### DATA FOR THIS TASK ###
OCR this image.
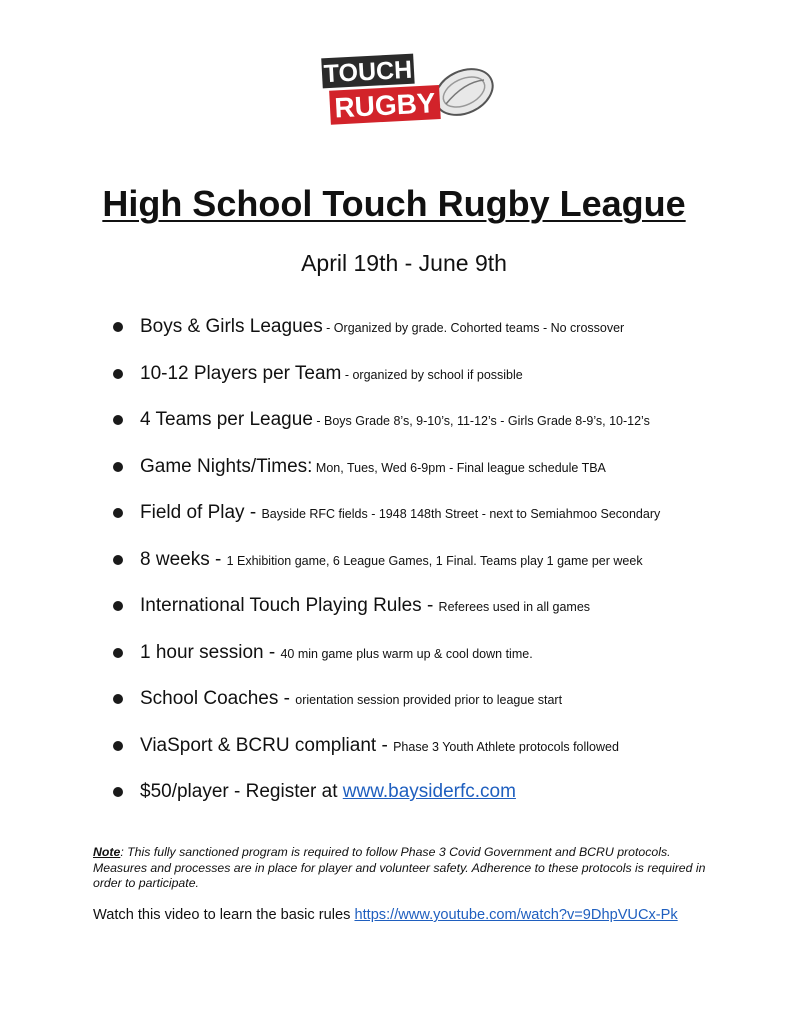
TOUCH
RUGBY
High School Touch Rugby League

April 19th - June 9th

Boys & Girls Leagues - Organized by grade. Cohorted teams - No crossover
10-12 Players per Team - organized by school if possible
4 Teams per League - Boys Grade 8’s, 9-10’s, 11-12’s - Girls Grade 8-9’s, 10-12’s
Game Nights/Times: Mon, Tues, Wed 6-9pm - Final league schedule TBA
Field of Play - Bayside RFC fields - 1948 148th Street - next to Semiahmoo Secondary
8 weeks - 1 Exhibition game, 6 League Games, 1 Final. Teams play 1 game per week
International Touch Playing Rules - Referees used in all games
1 hour session - 40 min game plus warm up & cool down time.
School Coaches - orientation session provided prior to league start
ViaSport & BCRU compliant - Phase 3 Youth Athlete protocols followed
$50/player - Register at www.baysiderfc.com

Note: This fully sanctioned program is required to follow Phase 3 Covid Government and BCRU protocols. Measures and processes are in place for player and volunteer safety. Adherence to these protocols is required in order to participate.

Watch this video to learn the basic rules https://www.youtube.com/watch?v=9DhpVUCx-Pk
###
* _PROBLEM TO WORK ON_
Copy every line that contains the string "session".

* _ANSWER FOR THIS EXERCISE_
1 hour session - 40 min game plus warm up & cool down time.
School Coaches - orientation session provided prior to league start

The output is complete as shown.